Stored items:
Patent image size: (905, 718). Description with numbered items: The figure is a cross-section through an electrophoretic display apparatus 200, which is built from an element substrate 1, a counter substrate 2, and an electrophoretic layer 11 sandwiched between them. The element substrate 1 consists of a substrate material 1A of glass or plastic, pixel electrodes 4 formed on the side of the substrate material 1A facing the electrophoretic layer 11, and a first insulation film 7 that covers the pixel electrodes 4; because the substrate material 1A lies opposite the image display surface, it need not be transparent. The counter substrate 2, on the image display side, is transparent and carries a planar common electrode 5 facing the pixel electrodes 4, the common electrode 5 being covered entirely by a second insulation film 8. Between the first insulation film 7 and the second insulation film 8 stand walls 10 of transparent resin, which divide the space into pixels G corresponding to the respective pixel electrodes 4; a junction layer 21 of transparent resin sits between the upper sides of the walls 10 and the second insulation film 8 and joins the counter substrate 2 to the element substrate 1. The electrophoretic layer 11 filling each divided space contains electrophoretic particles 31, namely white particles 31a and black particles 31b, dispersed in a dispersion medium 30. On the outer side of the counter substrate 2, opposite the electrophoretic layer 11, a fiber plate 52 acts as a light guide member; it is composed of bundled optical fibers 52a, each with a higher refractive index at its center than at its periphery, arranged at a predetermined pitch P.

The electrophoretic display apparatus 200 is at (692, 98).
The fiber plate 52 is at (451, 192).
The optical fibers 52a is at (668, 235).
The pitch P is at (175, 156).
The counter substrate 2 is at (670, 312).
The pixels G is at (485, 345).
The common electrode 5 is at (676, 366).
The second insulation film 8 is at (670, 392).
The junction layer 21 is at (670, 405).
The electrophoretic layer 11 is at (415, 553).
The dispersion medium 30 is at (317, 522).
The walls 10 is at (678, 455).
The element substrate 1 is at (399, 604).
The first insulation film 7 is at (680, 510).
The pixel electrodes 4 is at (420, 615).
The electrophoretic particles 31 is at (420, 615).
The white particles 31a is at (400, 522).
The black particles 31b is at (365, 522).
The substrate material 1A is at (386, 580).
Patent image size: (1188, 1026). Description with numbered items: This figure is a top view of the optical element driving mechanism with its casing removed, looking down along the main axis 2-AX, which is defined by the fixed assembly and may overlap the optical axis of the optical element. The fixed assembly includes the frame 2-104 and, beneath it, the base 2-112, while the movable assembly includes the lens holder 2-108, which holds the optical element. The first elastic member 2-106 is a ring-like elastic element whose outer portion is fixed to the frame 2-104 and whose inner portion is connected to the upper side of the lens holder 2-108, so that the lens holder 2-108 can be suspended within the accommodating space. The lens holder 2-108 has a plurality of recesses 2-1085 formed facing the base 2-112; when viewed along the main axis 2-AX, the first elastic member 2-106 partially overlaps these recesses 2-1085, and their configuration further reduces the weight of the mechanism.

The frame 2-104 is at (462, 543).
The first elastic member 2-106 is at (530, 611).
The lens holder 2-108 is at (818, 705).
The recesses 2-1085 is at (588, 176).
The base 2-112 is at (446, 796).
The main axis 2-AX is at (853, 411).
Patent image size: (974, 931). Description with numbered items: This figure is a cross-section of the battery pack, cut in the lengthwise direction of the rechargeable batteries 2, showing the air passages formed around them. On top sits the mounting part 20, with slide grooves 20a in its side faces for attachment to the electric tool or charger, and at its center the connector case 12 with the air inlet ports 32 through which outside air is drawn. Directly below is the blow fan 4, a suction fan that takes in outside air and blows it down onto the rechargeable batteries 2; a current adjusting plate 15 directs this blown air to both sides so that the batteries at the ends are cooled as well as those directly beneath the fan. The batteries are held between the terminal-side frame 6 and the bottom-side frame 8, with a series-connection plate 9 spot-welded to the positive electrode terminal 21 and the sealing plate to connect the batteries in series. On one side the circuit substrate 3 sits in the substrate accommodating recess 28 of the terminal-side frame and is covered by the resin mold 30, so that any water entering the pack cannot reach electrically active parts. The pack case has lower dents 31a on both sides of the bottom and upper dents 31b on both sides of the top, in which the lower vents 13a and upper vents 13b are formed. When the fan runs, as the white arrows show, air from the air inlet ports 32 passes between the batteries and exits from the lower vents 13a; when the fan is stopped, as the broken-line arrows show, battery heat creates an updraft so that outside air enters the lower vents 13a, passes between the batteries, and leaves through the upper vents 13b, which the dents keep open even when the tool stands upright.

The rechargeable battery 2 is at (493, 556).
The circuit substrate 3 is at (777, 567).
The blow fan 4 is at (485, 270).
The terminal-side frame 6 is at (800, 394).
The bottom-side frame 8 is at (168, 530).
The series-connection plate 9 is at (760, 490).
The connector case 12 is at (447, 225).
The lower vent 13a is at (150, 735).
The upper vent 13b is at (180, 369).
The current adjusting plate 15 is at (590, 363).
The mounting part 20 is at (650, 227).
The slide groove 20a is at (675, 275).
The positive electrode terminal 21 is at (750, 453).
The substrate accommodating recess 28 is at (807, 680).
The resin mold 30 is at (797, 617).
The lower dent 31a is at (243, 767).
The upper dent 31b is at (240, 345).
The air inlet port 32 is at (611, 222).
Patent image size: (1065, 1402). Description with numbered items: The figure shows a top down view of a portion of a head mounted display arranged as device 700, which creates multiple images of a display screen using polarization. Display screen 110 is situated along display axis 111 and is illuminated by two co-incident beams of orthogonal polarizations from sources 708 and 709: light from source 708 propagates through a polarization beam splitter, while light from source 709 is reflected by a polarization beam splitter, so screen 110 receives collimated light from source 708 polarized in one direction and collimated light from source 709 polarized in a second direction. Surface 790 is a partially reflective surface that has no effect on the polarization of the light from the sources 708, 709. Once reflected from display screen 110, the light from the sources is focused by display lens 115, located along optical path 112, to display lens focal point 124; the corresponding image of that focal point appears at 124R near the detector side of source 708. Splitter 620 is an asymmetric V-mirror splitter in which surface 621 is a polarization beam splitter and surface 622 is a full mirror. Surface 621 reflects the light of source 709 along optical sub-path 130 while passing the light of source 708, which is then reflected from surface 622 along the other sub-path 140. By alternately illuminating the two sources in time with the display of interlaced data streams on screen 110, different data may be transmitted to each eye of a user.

## TASK DIRECTIONS
Could you copy the data above word for word, starting at the line that contains "Patent image size: (1188, 1026)." and ending at the line that contains "The lens holder 2-108 is at (818, 705).", with both of those lines included?

## EXPECTED OUTPUT
Patent image size: (1188, 1026). Description with numbered items: This figure is a top view of the optical element driving mechanism with its casing removed, looking down along the main axis 2-AX, which is defined by the fixed assembly and may overlap the optical axis of the optical element. The fixed assembly includes the frame 2-104 and, beneath it, the base 2-112, while the movable assembly includes the lens holder 2-108, which holds the optical element. The first elastic member 2-106 is a ring-like elastic element whose outer portion is fixed to the frame 2-104 and whose inner portion is connected to the upper side of the lens holder 2-108, so that the lens holder 2-108 can be suspended within the accommodating space. The lens holder 2-108 has a plurality of recesses 2-1085 formed facing the base 2-112; when viewed along the main axis 2-AX, the first elastic member 2-106 partially overlaps these recesses 2-1085, and their configuration further reduces the weight of the mechanism.

The frame 2-104 is at (462, 543).
The first elastic member 2-106 is at (530, 611).
The lens holder 2-108 is at (818, 705).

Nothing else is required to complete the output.